PROVIDED RECORDS:
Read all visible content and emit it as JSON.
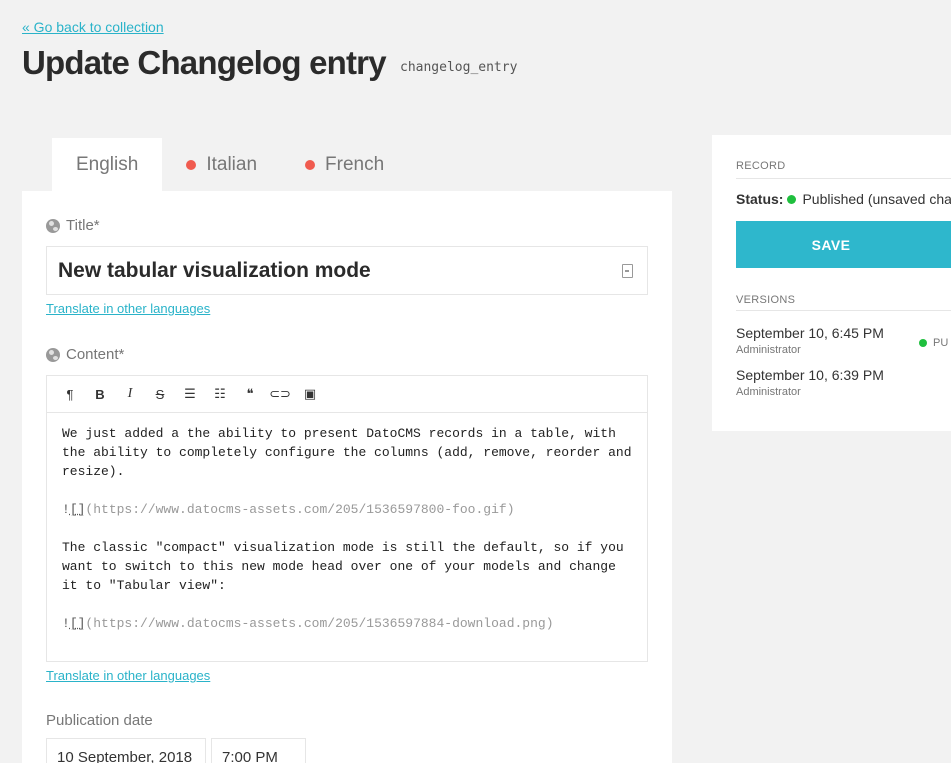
{
  "header": {
    "back_link": "« Go back to collection",
    "title": "Update Changelog entry",
    "api_key": "changelog_entry"
  },
  "tabs": [
    {
      "label": "English",
      "active": true,
      "has_error": false
    },
    {
      "label": "Italian",
      "active": false,
      "has_error": true
    },
    {
      "label": "French",
      "active": false,
      "has_error": true
    }
  ],
  "form": {
    "title_field": {
      "label": "Title*",
      "value": "New tabular visualization mode",
      "translate_link": "Translate in other languages"
    },
    "content_field": {
      "label": "Content*",
      "toolbar": [
        "paragraph-icon",
        "bold-icon",
        "italic-icon",
        "strikethrough-icon",
        "bullet-list-icon",
        "numbered-list-icon",
        "quote-icon",
        "link-icon",
        "image-icon"
      ],
      "toolbar_glyphs": {
        "paragraph": "¶",
        "bold": "B",
        "italic": "I",
        "strike": "S",
        "bullets": "☰",
        "numbers": "☷",
        "quote": "❝",
        "link": "⊂⊃",
        "image": "▣"
      },
      "paragraph1": "We just added a the ability to present DatoCMS records in a table, with\nthe ability to completely configure the columns (add, remove, reorder and\nresize).",
      "image1_bang": "!",
      "image1_brackets": "[]",
      "image1_url": "(https://www.datocms-assets.com/205/1536597800-foo.gif)",
      "paragraph2": "The classic \"compact\" visualization mode is still the default, so if you\nwant to switch to this new mode head over one of your models and change\nit to \"Tabular view\":",
      "image2_bang": "!",
      "image2_brackets": "[]",
      "image2_url": "(https://www.datocms-assets.com/205/1536597884-download.png)",
      "translate_link": "Translate in other languages"
    },
    "publication_date": {
      "label": "Publication date",
      "date": "10 September, 2018",
      "time": "7:00 PM"
    }
  },
  "sidebar": {
    "record_heading": "RECORD",
    "status_label": "Status:",
    "status_value": "Published (unsaved cha",
    "status_color": "#1fbf3e",
    "save_label": "SAVE",
    "versions_heading": "VERSIONS",
    "versions": [
      {
        "date": "September 10, 6:45 PM",
        "author": "Administrator",
        "badge": "PU"
      },
      {
        "date": "September 10, 6:39 PM",
        "author": "Administrator",
        "badge": ""
      }
    ]
  },
  "colors": {
    "accent": "#2eb7cc",
    "error_dot": "#f05b4f",
    "published": "#1fbf3e"
  }
}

TASK DESCRIPTION:
All of the material above is to be copied exactly, except for its images.

RESPONSE TO THE EXERCISE:
Read all visible content and emit it as JSON.
{
  "header": {
    "back_link": "« Go back to collection",
    "title": "Update Changelog entry",
    "api_key": "changelog_entry"
  },
  "tabs": [
    {
      "label": "English",
      "active": true,
      "has_error": false
    },
    {
      "label": "Italian",
      "active": false,
      "has_error": true
    },
    {
      "label": "French",
      "active": false,
      "has_error": true
    }
  ],
  "form": {
    "title_field": {
      "label": "Title*",
      "value": "New tabular visualization mode",
      "translate_link": "Translate in other languages"
    },
    "content_field": {
      "label": "Content*",
      "toolbar": [
        "paragraph-icon",
        "bold-icon",
        "italic-icon",
        "strikethrough-icon",
        "bullet-list-icon",
        "numbered-list-icon",
        "quote-icon",
        "link-icon",
        "image-icon"
      ],
      "toolbar_glyphs": {
        "paragraph": "¶",
        "bold": "B",
        "italic": "I",
        "strike": "S",
        "bullets": "☰",
        "numbers": "☷",
        "quote": "❝",
        "link": "⊂⊃",
        "image": "▣"
      },
      "paragraph1": "We just added a the ability to present DatoCMS records in a table, with\nthe ability to completely configure the columns (add, remove, reorder and\nresize).",
      "image1_bang": "!",
      "image1_brackets": "[]",
      "image1_url": "(https://www.datocms-assets.com/205/1536597800-foo.gif)",
      "paragraph2": "The classic \"compact\" visualization mode is still the default, so if you\nwant to switch to this new mode head over one of your models and change\nit to \"Tabular view\":",
      "image2_bang": "!",
      "image2_brackets": "[]",
      "image2_url": "(https://www.datocms-assets.com/205/1536597884-download.png)",
      "translate_link": "Translate in other languages"
    },
    "publication_date": {
      "label": "Publication date",
      "date": "10 September, 2018",
      "time": "7:00 PM"
    }
  },
  "sidebar": {
    "record_heading": "RECORD",
    "status_label": "Status:",
    "status_value": "Published (unsaved cha",
    "status_color": "#1fbf3e",
    "save_label": "SAVE",
    "versions_heading": "VERSIONS",
    "versions": [
      {
        "date": "September 10, 6:45 PM",
        "author": "Administrator",
        "badge": "PU"
      },
      {
        "date": "September 10, 6:39 PM",
        "author": "Administrator",
        "badge": ""
      }
    ]
  },
  "colors": {
    "accent": "#2eb7cc",
    "error_dot": "#f05b4f",
    "published": "#1fbf3e"
  }
}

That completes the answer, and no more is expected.